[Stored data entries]
┄┄┄┄┄┄┄┄┄┄

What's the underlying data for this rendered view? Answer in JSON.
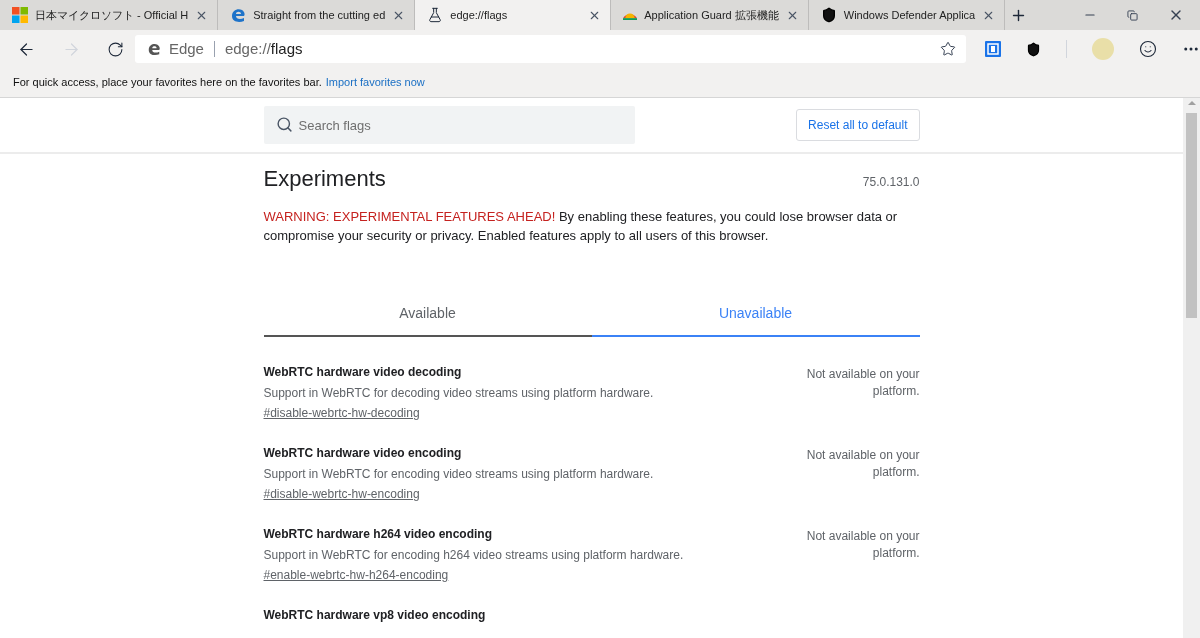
{
  "tabs": [
    {
      "title": "日本マイクロソフト - Official H",
      "kind": "windows",
      "selected": false
    },
    {
      "title": "Straight from the cutting ed",
      "kind": "edge",
      "selected": false
    },
    {
      "title": "edge://flags",
      "kind": "flask",
      "selected": true
    },
    {
      "title": "Application Guard 拡張機能",
      "kind": "chrome",
      "selected": false
    },
    {
      "title": "Windows Defender Applica",
      "kind": "shield",
      "selected": false
    }
  ],
  "address_bar": {
    "site": "Edge",
    "url_prefix": "edge://",
    "url_path": "flags"
  },
  "favorites_bar": {
    "message": "For quick access, place your favorites here on the favorites bar.",
    "link": "Import favorites now"
  },
  "search": {
    "placeholder": "Search flags"
  },
  "reset_button": "Reset all to default",
  "title": "Experiments",
  "version": "75.0.131.0",
  "warning": {
    "label": "WARNING: EXPERIMENTAL FEATURES AHEAD!",
    "text": "By enabling these features, you could lose browser data or compromise your security or privacy. Enabled features apply to all users of this browser."
  },
  "flag_tabs": [
    {
      "label": "Available",
      "selected": false
    },
    {
      "label": "Unavailable",
      "selected": true
    }
  ],
  "flags": [
    {
      "name": "WebRTC hardware video decoding",
      "description": "Support in WebRTC for decoding video streams using platform hardware.",
      "link": "#disable-webrtc-hw-decoding",
      "status": "Not available on your platform."
    },
    {
      "name": "WebRTC hardware video encoding",
      "description": "Support in WebRTC for encoding video streams using platform hardware.",
      "link": "#disable-webrtc-hw-encoding",
      "status": "Not available on your platform."
    },
    {
      "name": "WebRTC hardware h264 video encoding",
      "description": "Support in WebRTC for encoding h264 video streams using platform hardware.",
      "link": "#enable-webrtc-hw-h264-encoding",
      "status": "Not available on your platform."
    },
    {
      "name": "WebRTC hardware vp8 video encoding"
    }
  ]
}
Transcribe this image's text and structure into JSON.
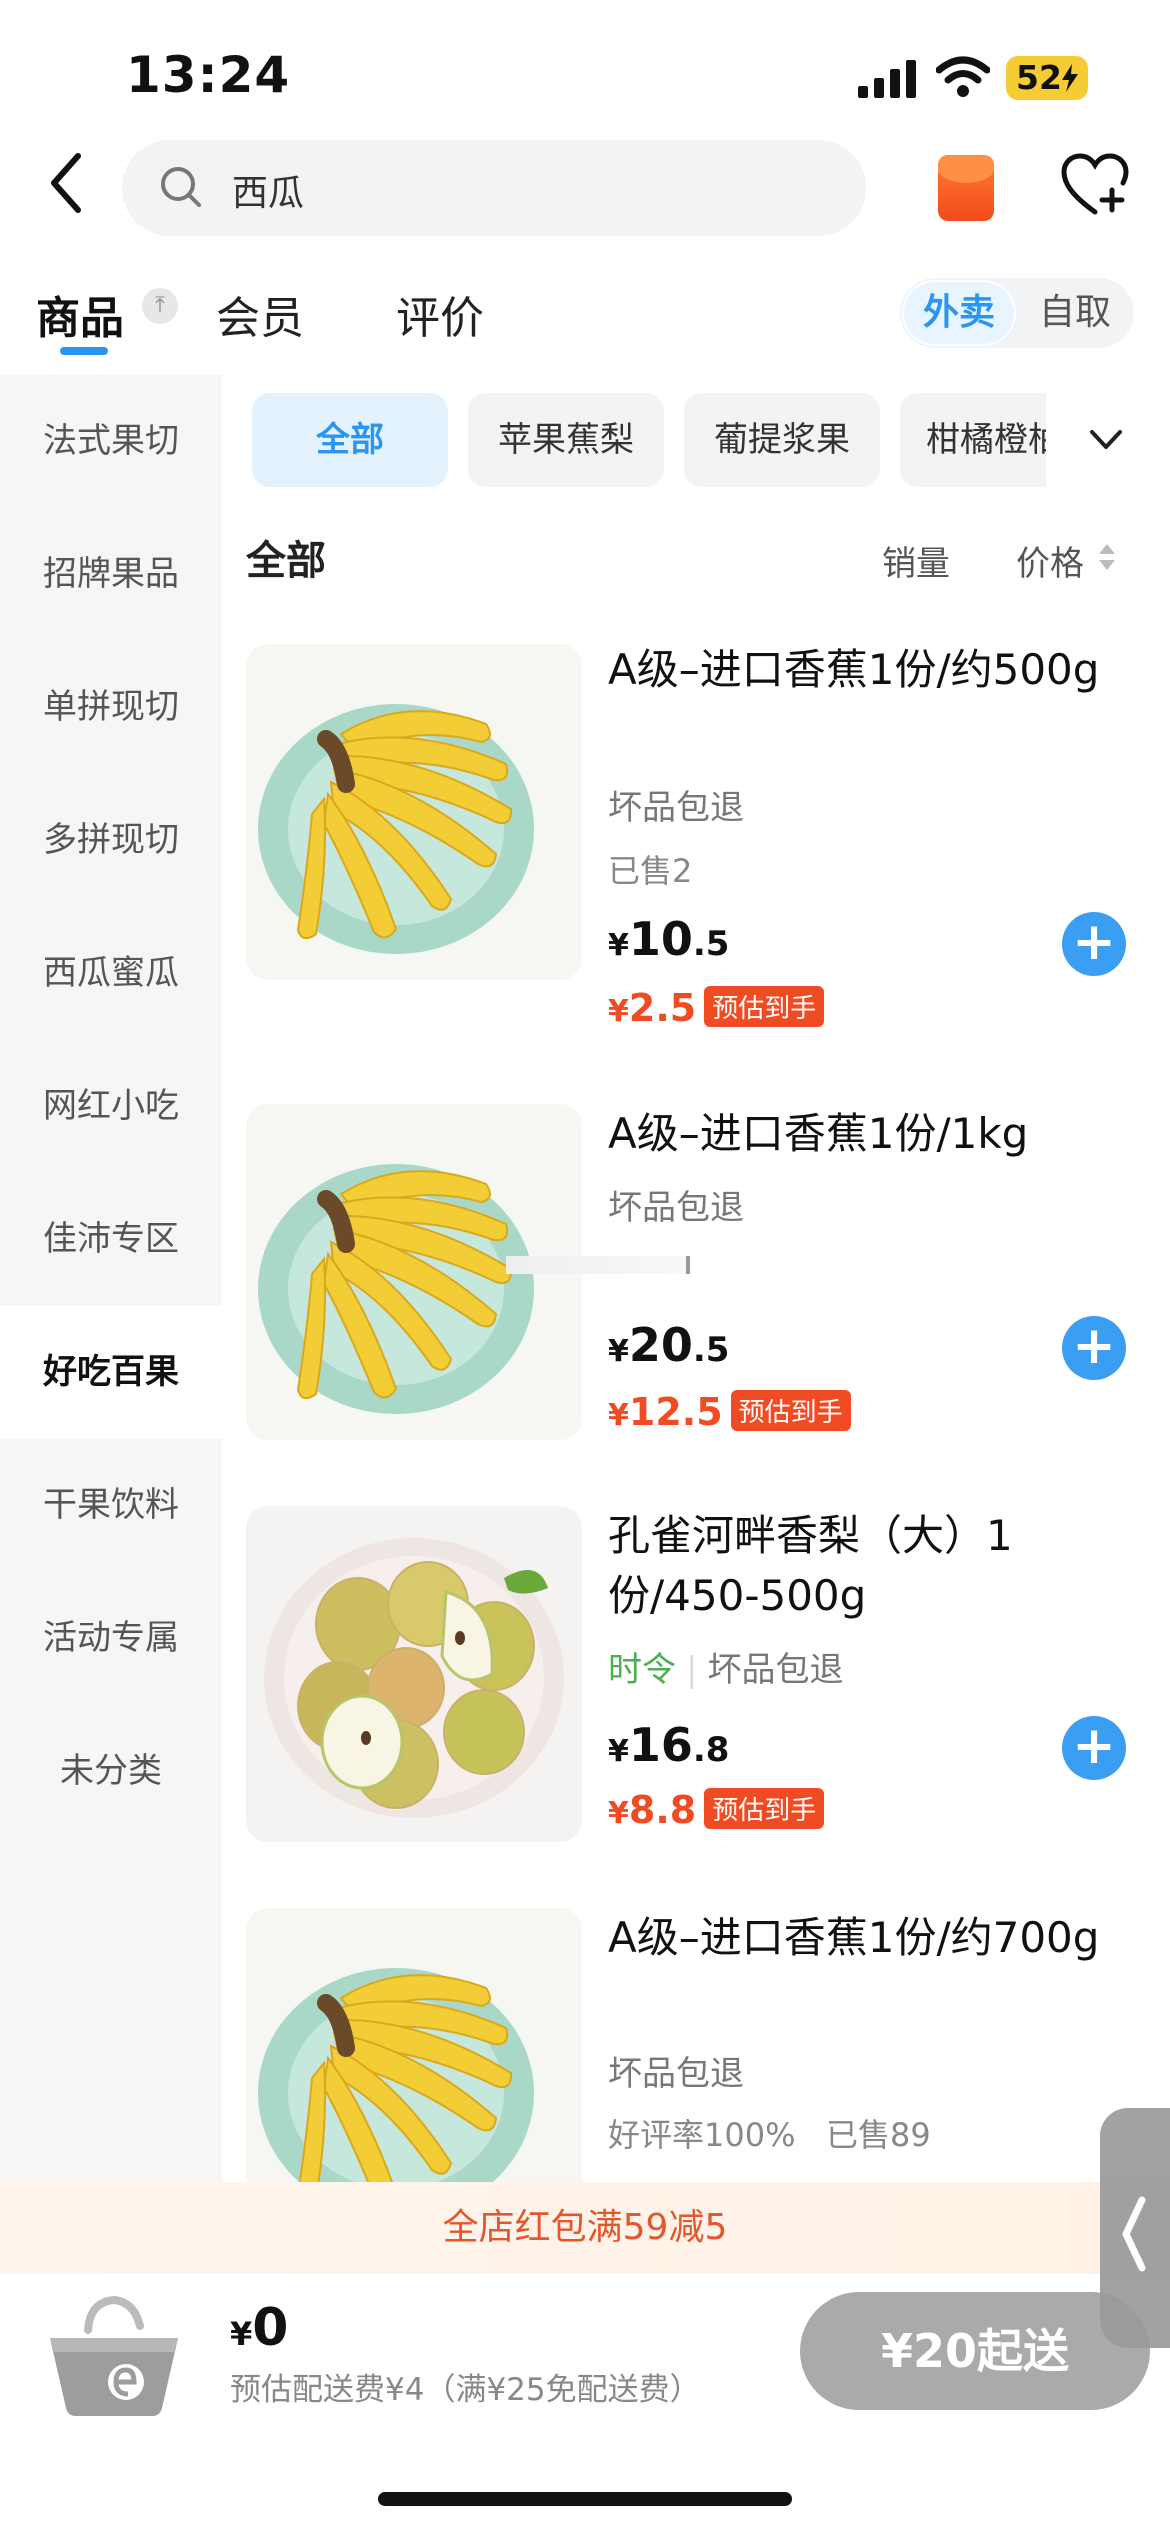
{
  "status_bar": {
    "time": "13:24",
    "battery": "52"
  },
  "header": {
    "search_text": "西瓜"
  },
  "tabs": {
    "goods": "商品",
    "member": "会员",
    "review": "评价"
  },
  "delivery_toggle": {
    "active": "外卖",
    "inactive": "自取"
  },
  "sidebar": {
    "items": [
      "法式果切",
      "招牌果品",
      "单拼现切",
      "多拼现切",
      "西瓜蜜瓜",
      "网红小吃",
      "佳沛专区",
      "好吃百果",
      "干果饮料",
      "活动专属",
      "未分类"
    ]
  },
  "chips": {
    "items": [
      "全部",
      "苹果蕉梨",
      "葡提浆果",
      "柑橘橙柚"
    ]
  },
  "section": {
    "title": "全部",
    "sort_sales": "销量",
    "sort_price": "价格"
  },
  "products": [
    {
      "name": "A级–进口香蕉1份/约500g",
      "tag": "坏品包退",
      "sold": "已售2",
      "currency": "¥",
      "price_int": "10",
      "price_dec": ".5",
      "est_price": "2.5",
      "est_label": "预估到手"
    },
    {
      "name": "A级–进口香蕉1份/1kg",
      "tag": "坏品包退",
      "currency": "¥",
      "price_int": "20",
      "price_dec": ".5",
      "est_price": "12.5",
      "est_label": "预估到手"
    },
    {
      "name": "孔雀河畔香梨（大）1份/450-500g",
      "season": "时令",
      "tag": "坏品包退",
      "currency": "¥",
      "price_int": "16",
      "price_dec": ".8",
      "est_price": "8.8",
      "est_label": "预估到手"
    },
    {
      "name": "A级–进口香蕉1份/约700g",
      "tag": "坏品包退",
      "sold": "好评率100%   已售89"
    }
  ],
  "promo": {
    "text": "全店红包满59减5"
  },
  "cart": {
    "currency": "¥",
    "total": "0",
    "fee": "预估配送费¥4（满¥25免配送费）",
    "min_order": "¥20起送"
  },
  "colors": {
    "accent": "#2b96f2",
    "price_red": "#f04b23",
    "season_green": "#4caf50"
  }
}
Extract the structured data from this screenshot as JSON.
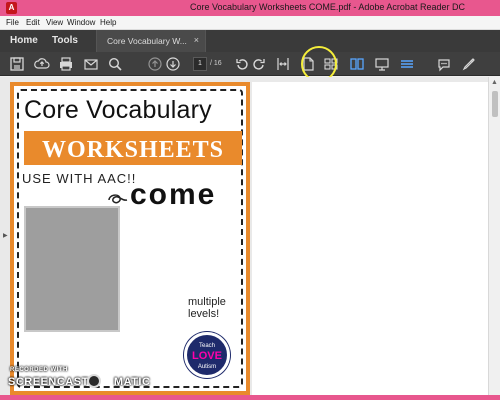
{
  "window": {
    "title": "Core Vocabulary Worksheets COME.pdf - Adobe Acrobat Reader DC",
    "app_icon": "acrobat-icon"
  },
  "menu": {
    "items": [
      "File",
      "Edit",
      "View",
      "Window",
      "Help"
    ]
  },
  "tabs": {
    "home": "Home",
    "tools": "Tools",
    "document": "Core Vocabulary W...",
    "close": "×"
  },
  "toolbar": {
    "current_page": "1",
    "total_pages": "/ 16",
    "icons": [
      "save-icon",
      "upload-icon",
      "print-icon",
      "email-icon",
      "search-icon",
      "prev-page-icon",
      "next-page-icon",
      "rotate-ccw-icon",
      "rotate-cw-icon",
      "fit-width-icon",
      "single-page-icon",
      "two-page-icon",
      "two-page-scroll-icon",
      "present-icon",
      "read-mode-icon",
      "comment-icon",
      "sign-icon"
    ],
    "accent": "#58a6ff"
  },
  "document": {
    "title": "Core Vocabulary",
    "banner": "WORKSHEETS",
    "subtitle": "USE WITH AAC!!",
    "word": "come",
    "levels_line1": "multiple",
    "levels_line2": "levels!",
    "badge_top": "Teach",
    "badge_mid": "LOVE",
    "badge_bottom": "Autism",
    "accent": "#e98a2c"
  },
  "watermark": {
    "recorded": "RECORDED WITH",
    "brand_left": "SCREENCAST",
    "brand_right": "MATIC"
  }
}
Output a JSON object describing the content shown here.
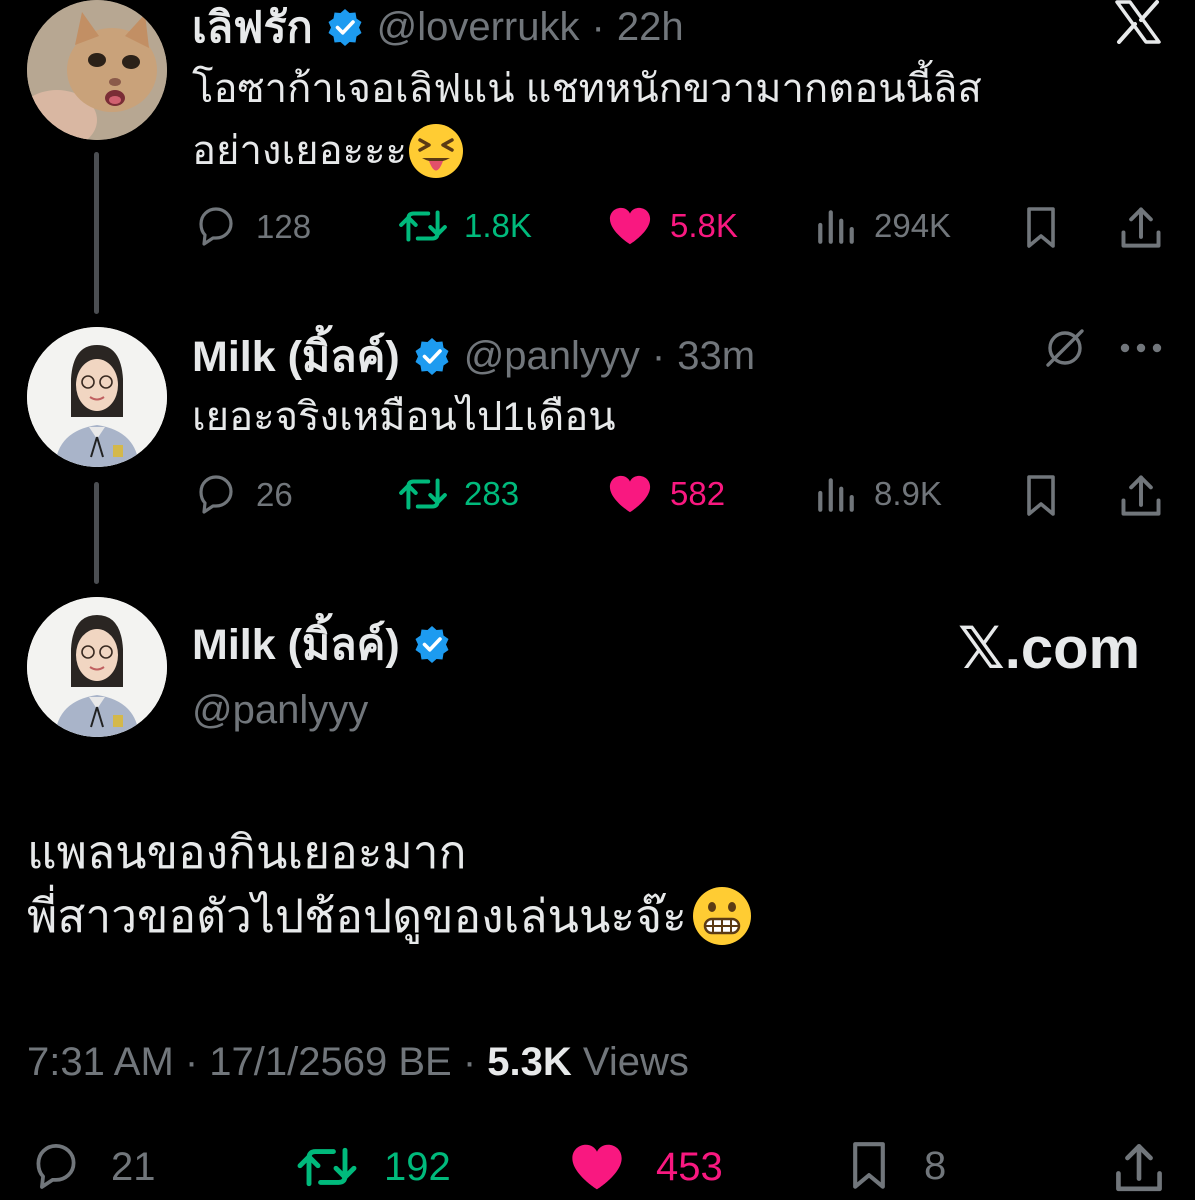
{
  "tweets": [
    {
      "name": "เลิฟรัก",
      "handle": "@loverrukk",
      "time": "22h",
      "text_lines": [
        "โอซาก้าเจอเลิฟแน่ แชทหนักขวามากตอนนี้ลิส",
        "อย่างเยอะะะ"
      ],
      "emoji": "tongue-out-squint-emoji",
      "replies": "128",
      "retweets": "1.8K",
      "likes": "5.8K",
      "views": "294K"
    },
    {
      "name": "Milk (มิ้ลค์)",
      "handle": "@panlyyy",
      "time": "33m",
      "text_lines": [
        "เยอะจริงเหมือนไป1เดือน"
      ],
      "replies": "26",
      "retweets": "283",
      "likes": "582",
      "views": "8.9K"
    }
  ],
  "main": {
    "name": "Milk (มิ้ลค์)",
    "handle": "@panlyyy",
    "watermark": "𝕏.com",
    "text_lines": [
      "แพลนของกินเยอะมาก",
      "พี่สาวขอตัวไปช้อปดูของเล่นนะจ๊ะ"
    ],
    "emoji": "grimacing-emoji",
    "timestamp": "7:31 AM · 17/1/2569 BE · ",
    "views_count": "5.3K",
    "views_label": " Views",
    "replies": "21",
    "retweets": "192",
    "likes": "453",
    "bookmarks": "8"
  },
  "separator": "·",
  "colors": {
    "background": "#000000",
    "text": "#e7e9ea",
    "muted": "#71767b",
    "retweet": "#00ba7c",
    "like": "#f91880",
    "verified": "#1d9bf0"
  }
}
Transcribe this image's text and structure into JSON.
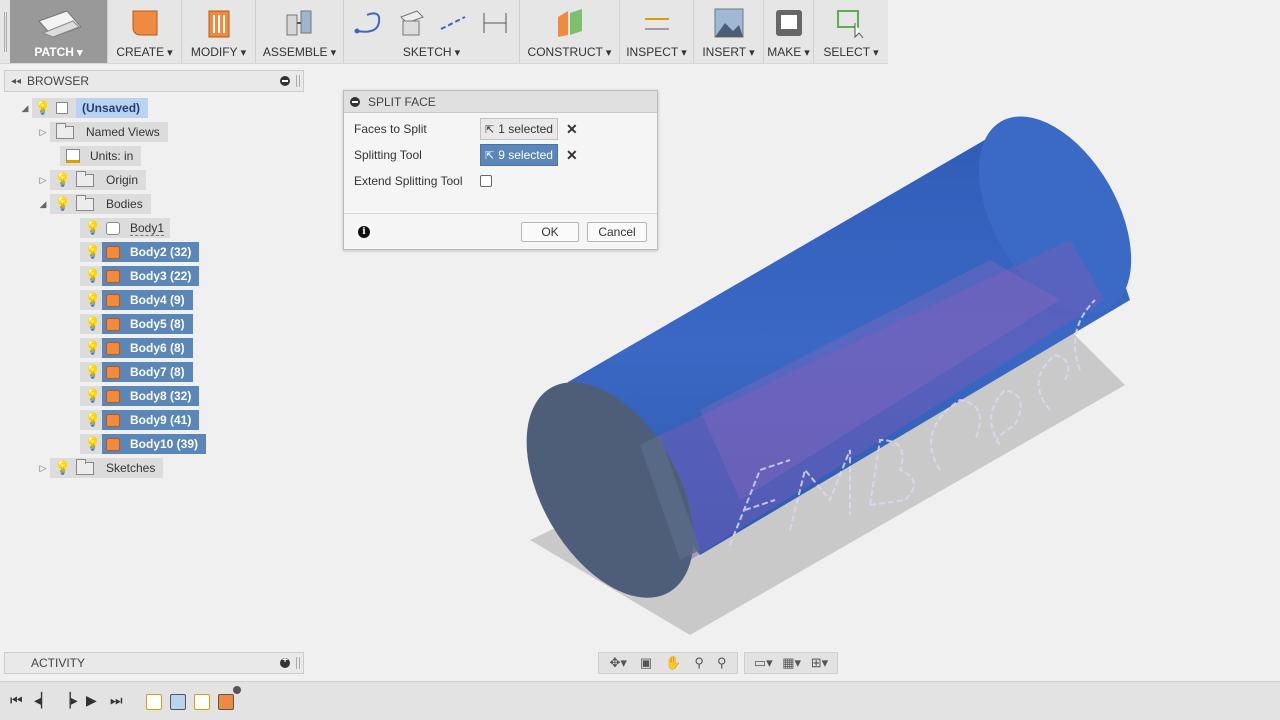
{
  "toolbar": {
    "groups": [
      {
        "label": "PATCH",
        "icon": "patch-surface-icon"
      },
      {
        "label": "CREATE",
        "icon": "create-box-icon"
      },
      {
        "label": "MODIFY",
        "icon": "modify-press-pull-icon"
      },
      {
        "label": "ASSEMBLE",
        "icon": "joint-icon"
      },
      {
        "label": "SKETCH",
        "icon": "sketch-tools-icon"
      },
      {
        "label": "CONSTRUCT",
        "icon": "construct-plane-icon"
      },
      {
        "label": "INSPECT",
        "icon": "measure-icon"
      },
      {
        "label": "INSERT",
        "icon": "insert-image-icon"
      },
      {
        "label": "MAKE",
        "icon": "3d-print-icon"
      },
      {
        "label": "SELECT",
        "icon": "select-window-icon"
      }
    ]
  },
  "browser": {
    "title": "BROWSER",
    "root": "(Unsaved)",
    "named_views": "Named Views",
    "units": "Units: in",
    "origin": "Origin",
    "bodies": "Bodies",
    "body_items": [
      "Body1",
      "Body2 (32)",
      "Body3 (22)",
      "Body4 (9)",
      "Body5 (8)",
      "Body6 (8)",
      "Body7 (8)",
      "Body8 (32)",
      "Body9 (41)",
      "Body10 (39)"
    ],
    "sketches": "Sketches"
  },
  "dialog": {
    "title": "SPLIT FACE",
    "faces_label": "Faces to Split",
    "faces_value": "1 selected",
    "tool_label": "Splitting Tool",
    "tool_value": "9 selected",
    "extend_label": "Extend Splitting Tool",
    "extend_checked": false,
    "ok": "OK",
    "cancel": "Cancel"
  },
  "activity": {
    "title": "ACTIVITY"
  },
  "colors": {
    "cylinder": "#3a68c4",
    "cylinder_end": "#4d5f7a",
    "selection": "#5b86b8",
    "text_inside": "#8e4fa8"
  }
}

┄┄┄┄┄┄┄┄┄┄

→ **Direction**
Check each line of these records for the string "encoding" and state only how many lines have it.

→ **Task response**
7